[EXERCISE GOAL] Report each line of the data that includes the word "Εικαστικών".

·····

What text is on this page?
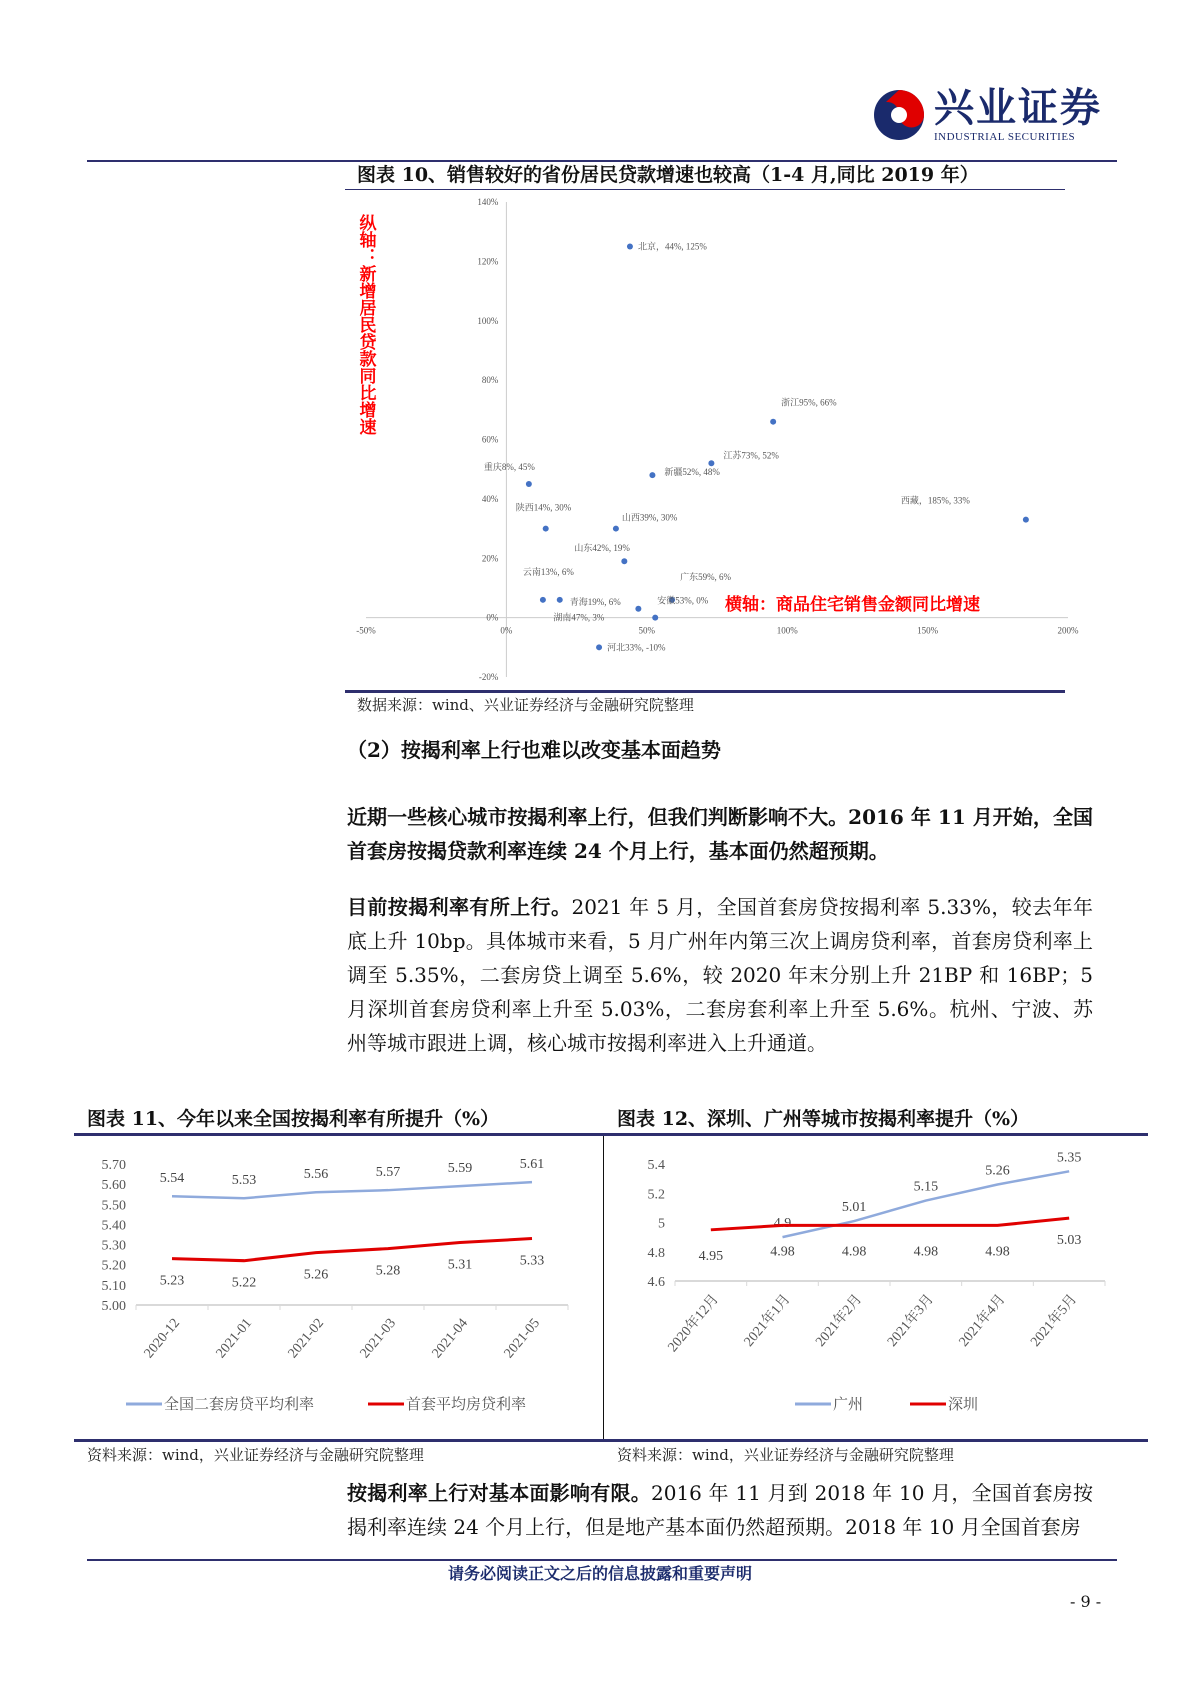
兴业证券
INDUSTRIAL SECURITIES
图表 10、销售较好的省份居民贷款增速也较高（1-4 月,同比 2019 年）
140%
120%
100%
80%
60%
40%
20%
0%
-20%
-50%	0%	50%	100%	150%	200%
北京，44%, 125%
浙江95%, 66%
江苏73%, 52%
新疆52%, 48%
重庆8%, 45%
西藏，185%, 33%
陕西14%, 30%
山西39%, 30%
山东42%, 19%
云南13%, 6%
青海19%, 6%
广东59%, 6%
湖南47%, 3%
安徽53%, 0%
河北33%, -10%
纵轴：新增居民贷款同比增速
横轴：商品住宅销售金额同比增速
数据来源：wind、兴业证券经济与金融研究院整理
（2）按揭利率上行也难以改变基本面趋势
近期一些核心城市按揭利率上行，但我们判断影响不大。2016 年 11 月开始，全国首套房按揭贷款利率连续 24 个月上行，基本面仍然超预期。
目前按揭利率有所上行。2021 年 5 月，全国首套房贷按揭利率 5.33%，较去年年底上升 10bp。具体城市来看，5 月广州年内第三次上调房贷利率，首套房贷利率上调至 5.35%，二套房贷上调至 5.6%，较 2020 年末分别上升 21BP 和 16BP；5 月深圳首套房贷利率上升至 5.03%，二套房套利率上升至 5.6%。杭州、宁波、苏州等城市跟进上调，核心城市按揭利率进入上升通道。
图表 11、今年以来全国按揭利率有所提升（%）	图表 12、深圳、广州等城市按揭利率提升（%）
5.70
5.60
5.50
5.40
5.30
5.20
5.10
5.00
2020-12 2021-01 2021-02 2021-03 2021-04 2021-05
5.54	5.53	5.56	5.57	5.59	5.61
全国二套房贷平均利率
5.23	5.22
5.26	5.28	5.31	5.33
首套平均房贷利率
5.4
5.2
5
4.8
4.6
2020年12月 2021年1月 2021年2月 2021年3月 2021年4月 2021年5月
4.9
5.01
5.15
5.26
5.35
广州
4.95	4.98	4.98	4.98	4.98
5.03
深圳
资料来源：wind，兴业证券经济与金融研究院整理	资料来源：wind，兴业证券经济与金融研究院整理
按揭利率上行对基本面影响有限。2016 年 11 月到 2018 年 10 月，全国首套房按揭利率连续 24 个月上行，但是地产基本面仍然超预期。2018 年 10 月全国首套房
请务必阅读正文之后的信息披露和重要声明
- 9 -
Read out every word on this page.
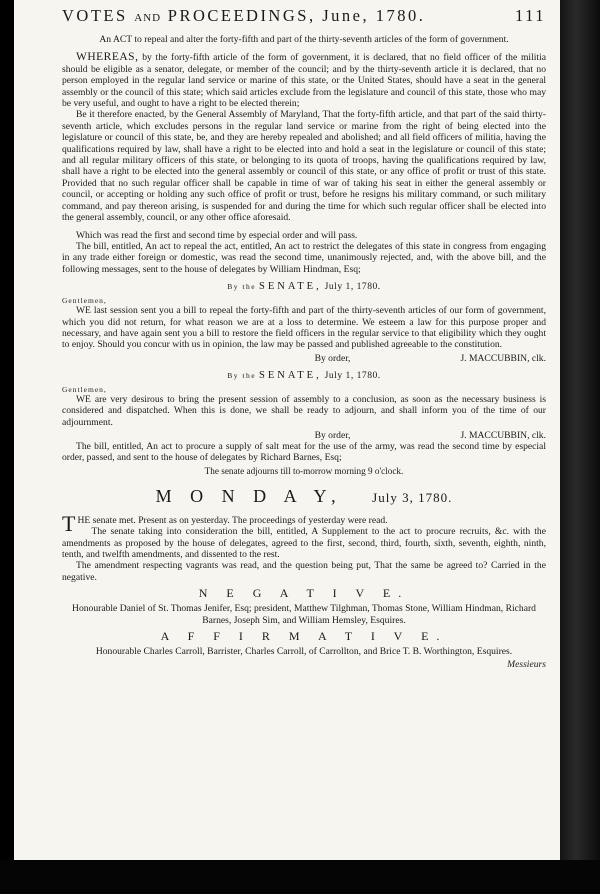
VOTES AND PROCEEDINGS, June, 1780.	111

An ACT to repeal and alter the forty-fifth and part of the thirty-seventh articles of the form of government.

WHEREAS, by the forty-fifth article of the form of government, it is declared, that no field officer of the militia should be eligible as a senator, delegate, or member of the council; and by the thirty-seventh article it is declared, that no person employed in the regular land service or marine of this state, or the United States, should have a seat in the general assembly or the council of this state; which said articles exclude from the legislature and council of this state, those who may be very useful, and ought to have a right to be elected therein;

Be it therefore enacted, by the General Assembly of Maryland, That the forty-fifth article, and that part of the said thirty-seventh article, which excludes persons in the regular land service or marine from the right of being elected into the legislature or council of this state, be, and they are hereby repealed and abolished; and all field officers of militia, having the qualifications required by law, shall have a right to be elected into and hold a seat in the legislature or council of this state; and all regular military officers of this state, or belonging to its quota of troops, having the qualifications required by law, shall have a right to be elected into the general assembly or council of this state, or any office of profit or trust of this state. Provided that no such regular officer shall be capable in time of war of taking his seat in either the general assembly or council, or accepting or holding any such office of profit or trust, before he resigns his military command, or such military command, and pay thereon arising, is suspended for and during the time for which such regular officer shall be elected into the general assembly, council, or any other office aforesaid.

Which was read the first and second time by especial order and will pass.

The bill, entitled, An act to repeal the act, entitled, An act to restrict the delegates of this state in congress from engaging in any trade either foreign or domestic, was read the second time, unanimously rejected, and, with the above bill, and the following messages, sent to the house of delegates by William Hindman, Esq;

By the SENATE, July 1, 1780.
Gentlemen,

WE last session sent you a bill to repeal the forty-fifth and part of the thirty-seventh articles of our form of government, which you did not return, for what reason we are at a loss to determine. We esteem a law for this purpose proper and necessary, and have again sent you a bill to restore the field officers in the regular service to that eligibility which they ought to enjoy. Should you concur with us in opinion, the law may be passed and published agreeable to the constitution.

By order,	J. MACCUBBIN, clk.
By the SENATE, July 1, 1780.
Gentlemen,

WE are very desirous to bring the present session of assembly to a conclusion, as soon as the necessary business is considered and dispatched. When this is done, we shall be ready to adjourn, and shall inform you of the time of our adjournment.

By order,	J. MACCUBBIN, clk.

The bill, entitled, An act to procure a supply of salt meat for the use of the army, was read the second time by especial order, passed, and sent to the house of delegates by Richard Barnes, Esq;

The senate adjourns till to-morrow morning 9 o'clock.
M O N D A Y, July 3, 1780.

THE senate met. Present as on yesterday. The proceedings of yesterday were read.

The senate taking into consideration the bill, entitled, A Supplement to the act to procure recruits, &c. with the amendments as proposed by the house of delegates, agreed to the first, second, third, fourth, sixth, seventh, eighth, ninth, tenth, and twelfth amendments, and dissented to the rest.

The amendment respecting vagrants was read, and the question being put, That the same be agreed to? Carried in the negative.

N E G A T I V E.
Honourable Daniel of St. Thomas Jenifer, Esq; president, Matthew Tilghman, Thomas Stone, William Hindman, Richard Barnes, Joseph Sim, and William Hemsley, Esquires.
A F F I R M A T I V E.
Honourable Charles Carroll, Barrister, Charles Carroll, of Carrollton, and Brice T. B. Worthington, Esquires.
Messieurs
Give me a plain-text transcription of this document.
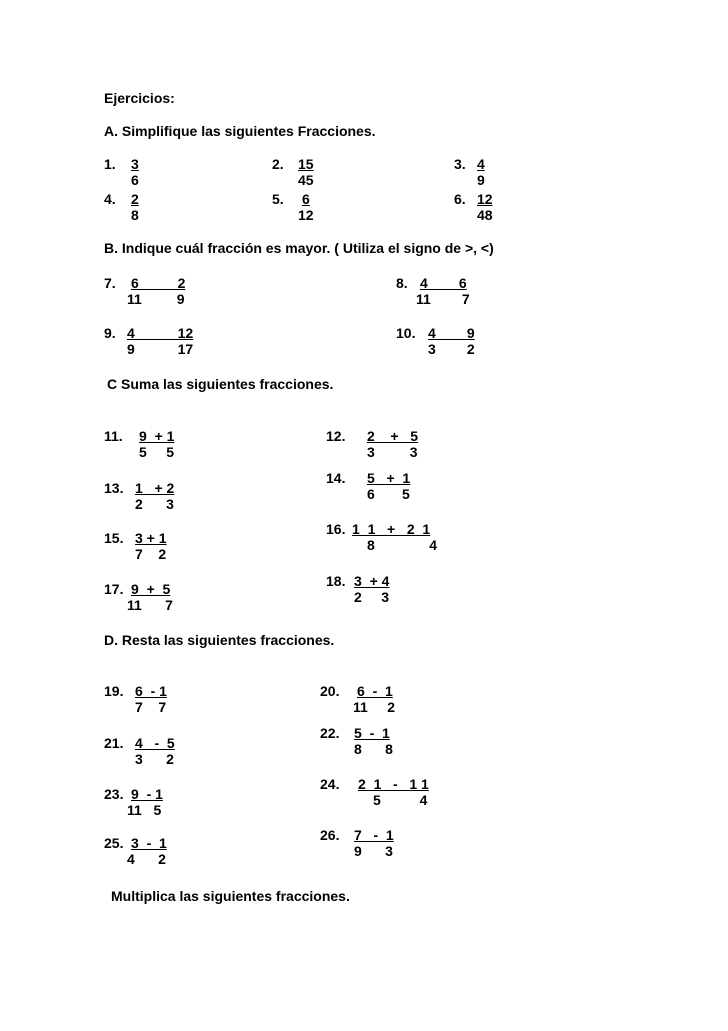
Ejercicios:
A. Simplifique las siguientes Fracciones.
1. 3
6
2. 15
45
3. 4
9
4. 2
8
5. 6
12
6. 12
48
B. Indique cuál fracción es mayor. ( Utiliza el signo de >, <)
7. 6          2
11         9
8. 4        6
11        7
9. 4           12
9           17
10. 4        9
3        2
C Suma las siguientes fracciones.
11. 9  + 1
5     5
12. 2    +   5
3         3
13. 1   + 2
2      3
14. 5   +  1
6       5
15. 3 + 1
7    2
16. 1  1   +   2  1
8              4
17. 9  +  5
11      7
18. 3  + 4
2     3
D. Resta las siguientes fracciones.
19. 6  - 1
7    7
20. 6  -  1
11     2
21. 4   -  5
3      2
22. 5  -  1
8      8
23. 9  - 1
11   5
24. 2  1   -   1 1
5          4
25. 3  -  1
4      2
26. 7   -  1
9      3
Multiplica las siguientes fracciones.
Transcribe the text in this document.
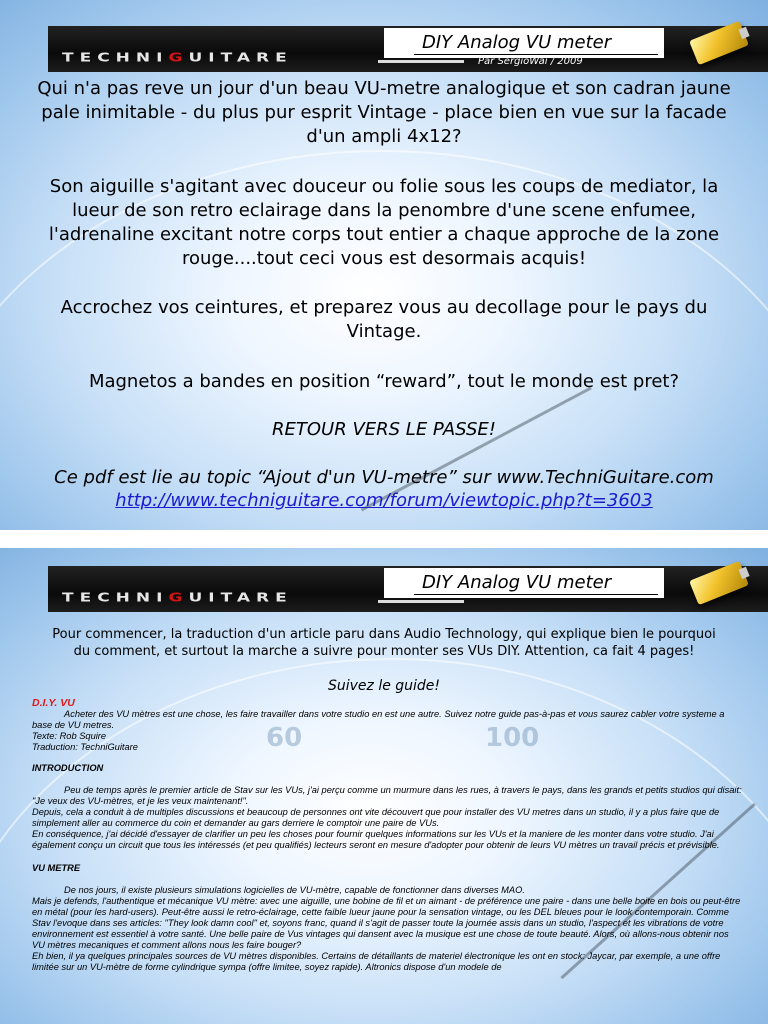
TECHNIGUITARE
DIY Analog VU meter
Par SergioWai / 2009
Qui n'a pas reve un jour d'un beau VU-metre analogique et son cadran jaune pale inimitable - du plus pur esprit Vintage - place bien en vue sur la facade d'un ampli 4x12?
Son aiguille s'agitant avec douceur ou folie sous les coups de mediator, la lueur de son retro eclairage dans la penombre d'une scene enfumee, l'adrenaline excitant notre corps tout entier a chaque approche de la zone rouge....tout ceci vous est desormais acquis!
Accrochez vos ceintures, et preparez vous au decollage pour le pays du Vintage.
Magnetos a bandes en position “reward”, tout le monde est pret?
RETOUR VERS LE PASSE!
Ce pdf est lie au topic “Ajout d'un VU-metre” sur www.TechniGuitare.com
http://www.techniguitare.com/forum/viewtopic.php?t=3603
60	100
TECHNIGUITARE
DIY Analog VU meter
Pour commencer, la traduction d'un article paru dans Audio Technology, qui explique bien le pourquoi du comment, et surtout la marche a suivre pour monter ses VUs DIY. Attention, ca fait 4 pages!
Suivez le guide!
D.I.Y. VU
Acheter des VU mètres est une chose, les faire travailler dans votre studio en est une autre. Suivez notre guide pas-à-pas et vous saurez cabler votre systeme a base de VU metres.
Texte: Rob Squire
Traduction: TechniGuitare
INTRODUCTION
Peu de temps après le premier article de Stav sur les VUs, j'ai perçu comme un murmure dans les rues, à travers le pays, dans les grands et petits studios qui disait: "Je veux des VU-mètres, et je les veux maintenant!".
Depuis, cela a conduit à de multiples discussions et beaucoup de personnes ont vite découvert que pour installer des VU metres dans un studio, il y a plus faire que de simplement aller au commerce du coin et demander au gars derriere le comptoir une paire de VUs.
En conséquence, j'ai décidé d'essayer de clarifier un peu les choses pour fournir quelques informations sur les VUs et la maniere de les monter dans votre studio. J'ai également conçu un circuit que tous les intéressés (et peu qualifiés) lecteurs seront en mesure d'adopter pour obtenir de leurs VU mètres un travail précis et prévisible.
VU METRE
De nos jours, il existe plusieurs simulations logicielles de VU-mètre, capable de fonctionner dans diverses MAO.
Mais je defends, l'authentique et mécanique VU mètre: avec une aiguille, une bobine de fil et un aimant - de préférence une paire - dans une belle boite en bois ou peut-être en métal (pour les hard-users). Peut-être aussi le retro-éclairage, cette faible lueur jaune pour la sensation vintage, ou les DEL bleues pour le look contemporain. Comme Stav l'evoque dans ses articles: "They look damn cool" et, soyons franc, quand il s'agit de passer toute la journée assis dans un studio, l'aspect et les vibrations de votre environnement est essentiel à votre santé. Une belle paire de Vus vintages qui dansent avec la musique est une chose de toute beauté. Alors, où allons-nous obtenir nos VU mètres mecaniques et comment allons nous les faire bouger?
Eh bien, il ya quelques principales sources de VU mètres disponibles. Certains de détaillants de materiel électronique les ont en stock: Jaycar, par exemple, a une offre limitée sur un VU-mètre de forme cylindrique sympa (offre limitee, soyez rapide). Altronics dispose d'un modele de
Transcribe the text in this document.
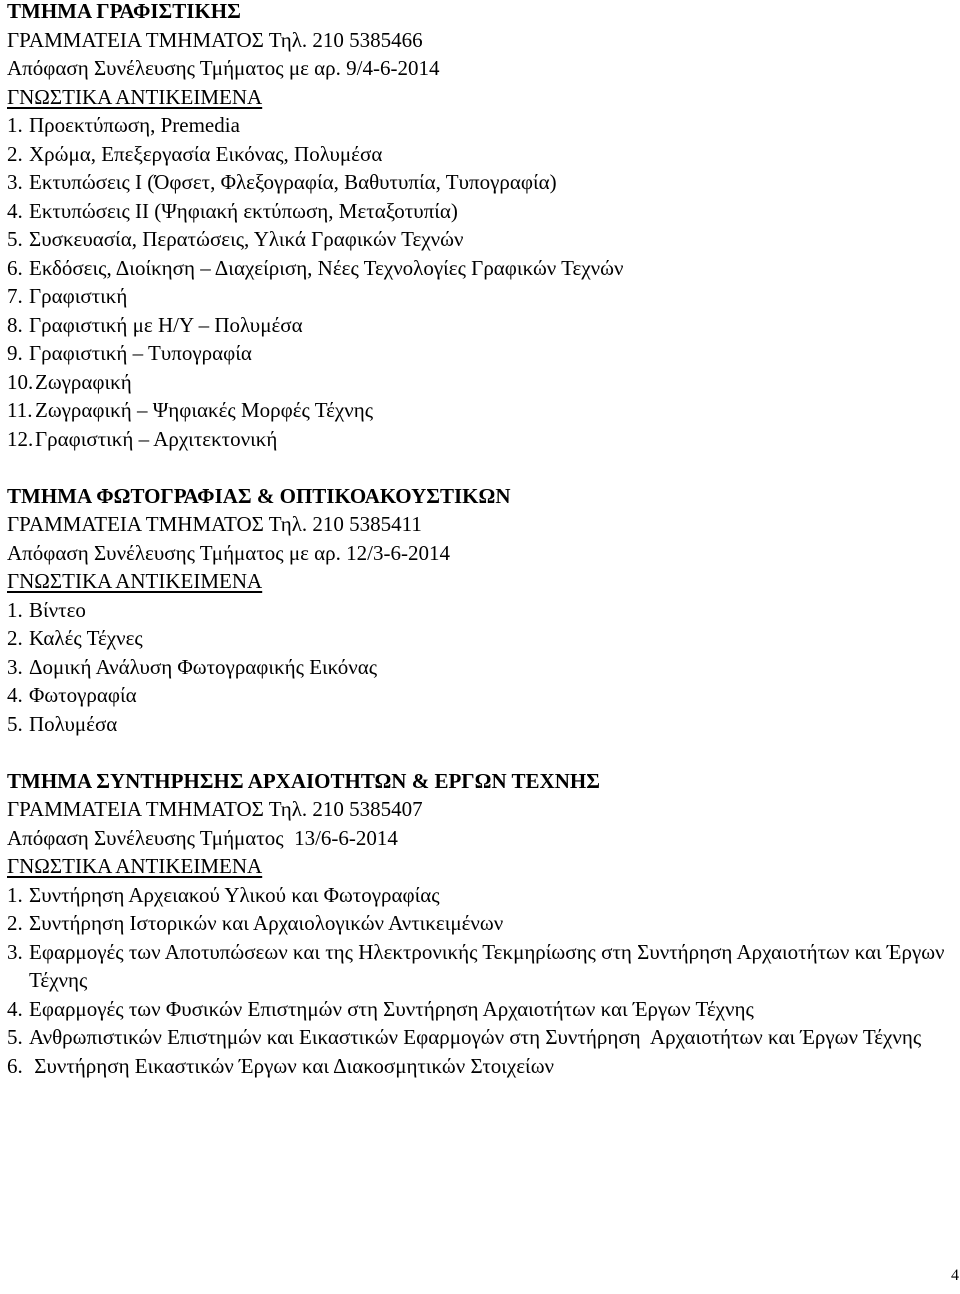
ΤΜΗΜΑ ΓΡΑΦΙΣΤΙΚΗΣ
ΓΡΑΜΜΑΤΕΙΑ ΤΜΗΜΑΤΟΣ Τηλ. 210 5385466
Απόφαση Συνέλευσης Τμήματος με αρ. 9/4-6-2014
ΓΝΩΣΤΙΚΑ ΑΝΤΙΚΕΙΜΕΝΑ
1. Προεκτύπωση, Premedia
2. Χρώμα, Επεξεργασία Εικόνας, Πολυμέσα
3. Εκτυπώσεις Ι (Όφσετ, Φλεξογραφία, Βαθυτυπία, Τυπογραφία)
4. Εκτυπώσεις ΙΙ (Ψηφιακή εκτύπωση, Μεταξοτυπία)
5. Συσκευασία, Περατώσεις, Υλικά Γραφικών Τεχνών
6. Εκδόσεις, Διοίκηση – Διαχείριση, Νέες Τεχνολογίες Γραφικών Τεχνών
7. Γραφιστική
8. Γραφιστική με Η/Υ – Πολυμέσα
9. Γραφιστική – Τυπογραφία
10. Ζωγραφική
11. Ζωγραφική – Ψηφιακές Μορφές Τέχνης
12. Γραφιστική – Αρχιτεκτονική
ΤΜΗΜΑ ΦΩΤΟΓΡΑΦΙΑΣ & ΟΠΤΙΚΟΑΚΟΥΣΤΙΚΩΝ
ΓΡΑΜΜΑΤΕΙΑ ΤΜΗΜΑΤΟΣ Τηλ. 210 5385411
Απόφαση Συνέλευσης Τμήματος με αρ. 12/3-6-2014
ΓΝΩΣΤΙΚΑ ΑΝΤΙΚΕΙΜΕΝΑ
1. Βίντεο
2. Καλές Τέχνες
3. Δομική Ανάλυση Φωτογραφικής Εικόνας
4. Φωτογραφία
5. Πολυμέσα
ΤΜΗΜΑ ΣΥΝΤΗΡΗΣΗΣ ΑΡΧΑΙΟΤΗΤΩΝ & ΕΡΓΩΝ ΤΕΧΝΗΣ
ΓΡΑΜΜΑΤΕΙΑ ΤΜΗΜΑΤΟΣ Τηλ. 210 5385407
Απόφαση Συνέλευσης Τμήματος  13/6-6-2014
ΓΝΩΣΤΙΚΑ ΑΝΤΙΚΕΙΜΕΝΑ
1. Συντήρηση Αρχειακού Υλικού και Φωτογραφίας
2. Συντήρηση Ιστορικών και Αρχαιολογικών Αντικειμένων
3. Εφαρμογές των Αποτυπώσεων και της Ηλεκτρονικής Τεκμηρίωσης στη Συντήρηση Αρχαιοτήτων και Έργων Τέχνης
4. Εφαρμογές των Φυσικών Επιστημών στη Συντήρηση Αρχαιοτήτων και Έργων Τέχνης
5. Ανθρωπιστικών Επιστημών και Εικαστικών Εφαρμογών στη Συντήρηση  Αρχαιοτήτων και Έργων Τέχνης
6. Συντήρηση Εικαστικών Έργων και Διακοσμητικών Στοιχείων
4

·····

[REPLY TO THE TASK]
5. Ανθρωπιστικών Επιστημών και Εικαστικών Εφαρμογών στη Συντήρηση  Αρχαιοτήτων και Έργων Τέχνης
6. Συντήρηση Εικαστικών Έργων και Διακοσμητικών Στοιχείων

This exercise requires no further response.